— 本文抜粋 —
***

貴方の信頼に応える情報なら

相続人になる順番と相続する割合は、民法で決まっています!

 

ご主人が、相続税の節税をお考えの際には、民法の話を避けては通れません。

 

また、
相続税がかからない場合、つまり、相続税の節税対策をしないケースでも、民法の規定は少なからず関係してきます。

 

ですので、
概要だけでもチェックしていただければと思います。

 

 

最初に、
亡くなった人を「被相続人」、財産・債務を引き継ぐ人を「相続人」といいます。

 

相続人は、
奥様、子供さん、直系尊属(ご両親、祖父母)やご主人の兄弟姉妹です。

 

相続人になる順番や相続する割合(相続分)は、民法で決まっています。
※民法900条。

 

※相続分は権利の割合です。
 話し合いで、異なる割合で相続することもできます。

 

 

★相続人になる順番と相続分

 

 ※奥様は常に相続人です。

 

 

【第1順位】は、奥様と子供さんです。

 

相続分は、奥様と子供さんが共に、1/2。

 

なお、子供さんが2人以上の場合は、均等に分けます。

 

例えば、
子供さんが3人の場合、1/2×1/3=1/6。

 

また、
ご主人より先に子供さんが亡くなっている場合でお孫さんがいる場合は、お孫さんが亡くなった子供さんに代わって相続人となります。

 

この場合のお孫さんのことを「代襲相続人」といい、亡くなった子供さんの相続分を引継ぎます。

 

お孫さんも亡くなっていてひ孫さんがいる場合にも、同様にひ孫さんが代襲相続人になります。
※民法887条。

 

 

【第2順位】は、奥様と直系尊属です。

 

ご主人に子供さんやお孫さんがいない場合には、ご主人のご両親や祖父母が相続人となります。

***

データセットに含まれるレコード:
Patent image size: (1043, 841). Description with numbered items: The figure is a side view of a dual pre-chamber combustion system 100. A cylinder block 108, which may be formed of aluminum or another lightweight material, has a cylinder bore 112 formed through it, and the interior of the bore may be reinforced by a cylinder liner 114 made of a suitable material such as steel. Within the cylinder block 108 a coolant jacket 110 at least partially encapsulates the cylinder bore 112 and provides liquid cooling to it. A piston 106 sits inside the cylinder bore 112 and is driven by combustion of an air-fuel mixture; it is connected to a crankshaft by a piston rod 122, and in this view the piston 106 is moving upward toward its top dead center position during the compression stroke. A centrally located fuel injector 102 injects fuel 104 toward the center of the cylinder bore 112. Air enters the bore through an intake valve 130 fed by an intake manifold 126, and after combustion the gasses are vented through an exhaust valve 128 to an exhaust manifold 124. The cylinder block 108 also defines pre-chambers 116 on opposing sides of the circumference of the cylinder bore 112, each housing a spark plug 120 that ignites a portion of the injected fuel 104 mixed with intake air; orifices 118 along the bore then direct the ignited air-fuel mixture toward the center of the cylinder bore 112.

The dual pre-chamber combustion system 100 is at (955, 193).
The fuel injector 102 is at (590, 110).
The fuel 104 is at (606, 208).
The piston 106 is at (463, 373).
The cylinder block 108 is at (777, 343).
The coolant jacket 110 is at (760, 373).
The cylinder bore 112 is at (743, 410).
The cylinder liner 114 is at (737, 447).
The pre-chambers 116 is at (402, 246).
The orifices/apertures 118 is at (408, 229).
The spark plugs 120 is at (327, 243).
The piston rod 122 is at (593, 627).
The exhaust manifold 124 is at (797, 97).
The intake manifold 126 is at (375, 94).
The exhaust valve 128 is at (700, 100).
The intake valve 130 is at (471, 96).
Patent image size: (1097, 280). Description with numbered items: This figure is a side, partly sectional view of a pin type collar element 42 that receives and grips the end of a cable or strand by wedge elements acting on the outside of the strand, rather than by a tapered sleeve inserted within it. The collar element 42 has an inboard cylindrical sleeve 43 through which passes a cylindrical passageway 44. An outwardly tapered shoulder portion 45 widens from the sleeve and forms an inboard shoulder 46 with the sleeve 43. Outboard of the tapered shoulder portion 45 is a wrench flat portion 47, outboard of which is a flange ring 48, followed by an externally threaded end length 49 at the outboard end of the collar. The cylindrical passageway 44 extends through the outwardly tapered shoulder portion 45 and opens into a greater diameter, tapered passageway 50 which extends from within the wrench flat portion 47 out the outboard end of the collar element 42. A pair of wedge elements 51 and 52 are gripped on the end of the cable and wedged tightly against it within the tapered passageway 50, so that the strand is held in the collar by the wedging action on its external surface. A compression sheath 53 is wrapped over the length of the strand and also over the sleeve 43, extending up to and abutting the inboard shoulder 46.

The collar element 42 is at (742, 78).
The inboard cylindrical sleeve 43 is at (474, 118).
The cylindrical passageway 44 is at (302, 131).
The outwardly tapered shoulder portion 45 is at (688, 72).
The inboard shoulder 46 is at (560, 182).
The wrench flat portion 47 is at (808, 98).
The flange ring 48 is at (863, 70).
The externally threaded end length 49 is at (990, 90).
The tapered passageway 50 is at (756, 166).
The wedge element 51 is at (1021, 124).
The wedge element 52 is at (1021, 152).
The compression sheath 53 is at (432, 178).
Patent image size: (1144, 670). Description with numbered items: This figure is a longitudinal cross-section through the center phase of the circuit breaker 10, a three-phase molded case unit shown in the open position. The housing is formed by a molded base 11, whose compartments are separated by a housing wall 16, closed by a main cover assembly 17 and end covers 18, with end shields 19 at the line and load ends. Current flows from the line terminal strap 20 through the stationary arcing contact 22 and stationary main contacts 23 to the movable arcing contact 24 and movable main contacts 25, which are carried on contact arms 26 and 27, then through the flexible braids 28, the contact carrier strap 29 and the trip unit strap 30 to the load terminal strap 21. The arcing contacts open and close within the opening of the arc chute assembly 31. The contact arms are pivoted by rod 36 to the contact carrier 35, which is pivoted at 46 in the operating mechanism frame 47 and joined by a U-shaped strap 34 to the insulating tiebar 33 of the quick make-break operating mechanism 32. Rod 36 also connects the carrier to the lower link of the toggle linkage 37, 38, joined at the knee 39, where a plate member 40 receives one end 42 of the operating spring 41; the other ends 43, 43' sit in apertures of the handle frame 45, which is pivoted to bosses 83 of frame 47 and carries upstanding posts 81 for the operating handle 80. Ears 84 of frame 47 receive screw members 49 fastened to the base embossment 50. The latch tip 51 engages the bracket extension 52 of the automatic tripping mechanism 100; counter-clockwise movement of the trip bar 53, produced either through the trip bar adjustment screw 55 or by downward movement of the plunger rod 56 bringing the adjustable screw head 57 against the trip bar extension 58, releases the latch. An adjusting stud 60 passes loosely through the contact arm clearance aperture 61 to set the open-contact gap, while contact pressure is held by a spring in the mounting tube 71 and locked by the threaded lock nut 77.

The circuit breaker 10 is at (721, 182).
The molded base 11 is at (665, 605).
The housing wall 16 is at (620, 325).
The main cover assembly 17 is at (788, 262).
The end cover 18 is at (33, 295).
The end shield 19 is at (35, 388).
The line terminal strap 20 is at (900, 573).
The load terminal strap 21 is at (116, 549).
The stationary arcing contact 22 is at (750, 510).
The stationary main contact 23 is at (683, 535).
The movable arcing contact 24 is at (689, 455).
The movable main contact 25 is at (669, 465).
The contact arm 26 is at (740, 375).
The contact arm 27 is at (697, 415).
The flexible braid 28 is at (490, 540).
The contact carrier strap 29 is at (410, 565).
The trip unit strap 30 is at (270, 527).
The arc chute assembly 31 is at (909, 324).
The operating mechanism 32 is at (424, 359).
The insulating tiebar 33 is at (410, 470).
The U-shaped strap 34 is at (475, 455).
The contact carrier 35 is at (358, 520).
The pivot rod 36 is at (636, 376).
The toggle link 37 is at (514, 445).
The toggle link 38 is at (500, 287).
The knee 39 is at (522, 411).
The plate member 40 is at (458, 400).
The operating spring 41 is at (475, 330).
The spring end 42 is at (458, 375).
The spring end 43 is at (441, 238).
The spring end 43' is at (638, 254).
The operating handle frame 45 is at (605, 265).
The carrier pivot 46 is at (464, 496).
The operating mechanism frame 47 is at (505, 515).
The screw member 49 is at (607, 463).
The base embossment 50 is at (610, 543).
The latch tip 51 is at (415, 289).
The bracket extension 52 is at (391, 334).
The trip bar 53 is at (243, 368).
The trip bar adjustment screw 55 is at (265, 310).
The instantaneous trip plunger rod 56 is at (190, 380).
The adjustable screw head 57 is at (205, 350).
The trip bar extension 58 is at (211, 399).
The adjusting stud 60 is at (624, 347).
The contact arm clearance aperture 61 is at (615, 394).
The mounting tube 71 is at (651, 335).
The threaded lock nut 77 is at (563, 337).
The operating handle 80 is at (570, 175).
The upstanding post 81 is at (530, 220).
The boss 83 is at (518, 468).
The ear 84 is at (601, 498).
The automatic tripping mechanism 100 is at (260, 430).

***

— 練習問題 —
A: 相続の順番に関する本文をもとに、次の問いに答えてください。
(i) 亡くなった人は何と呼ばれていますか。
(ii) 【第1順位】の相続人は誰ですか。
(iii) ご主人より先に亡くなった子供さんに代わって相続人となるお孫さんは、何と呼ばれていますか。
B: 相続の順番に関する本文のうち、「相続人は、」で始まる段落を箇条書きに書き直してください。
C: 相続の順番と相続分を説明する本文の続きを、最後の文の後から書いてください。

— 各問の解答 —
A:
(i) 被相続人
(ii) 奥様と子供さん
(iii) 代襲相続人

B:
相続人:
- 奥様
- 子供さん
- 直系尊属(ご両親、祖父母)
- ご主人の兄弟姉妹

C:
祖父母が相続人になるのは、ご両親がいない場合です。

 

相続分は、奥様が2/3、直系尊属が1/3。

 

なお、
ご両親が共に生存している場合は均等で、1/3×1/2=1/6 となります。

 

 

【第3順位】は、奥様と兄弟姉妹です。

 

ご主人に子供さんやお孫さん、ご両親や祖父母もいない場合、ご主人の兄弟姉妹が相続人となります。

 

相続分は、奥様が3/4、兄弟姉妹が1/4です。

 

なお、
兄弟姉妹が2人以上の場合の相続分は均等で、2人の場合には、1/4×1/2=1/8 となります。

 

また、
ご主人人より先に兄弟姉妹が亡くなっている場合で甥・姪がいる場合には、甥・姪が亡くなった兄弟姉妹に代わって相続人となります。

 

この場合の甥・姪も「代襲相続人」といい、亡くなった兄弟姉妹の相続分を引継ぎます。

 

ただし、
甥・姪が先に亡くなっていても、甥・姪の子供(兄弟姉妹の孫)は代襲しません。

 

つまり、
兄弟姉妹の代襲相続は、1回だけです。
※民法889条。

 

 

★遺言と遺留分

 

【受遺者】  
ご主人の遺言で財産債務を引き継ぐ人を「受遺者」といいます。
もっとも、相続しないこと(放棄)もできます。

 

遺言には、特定遺贈と包括遺贈があります。
特定遺贈とは、
「〇△〇〇にある宅地230㎡」というように、財産を具体的に特定した遺言です。

 

これに対して包括遺贈とは、
「全財産の1/3」というように、割合を指定した遺言です。

 

【遺留分】
兄弟姉妹以外の相続人には、最低限相続できる権利があります。
これを遺留分といいます。
※民法1,028条。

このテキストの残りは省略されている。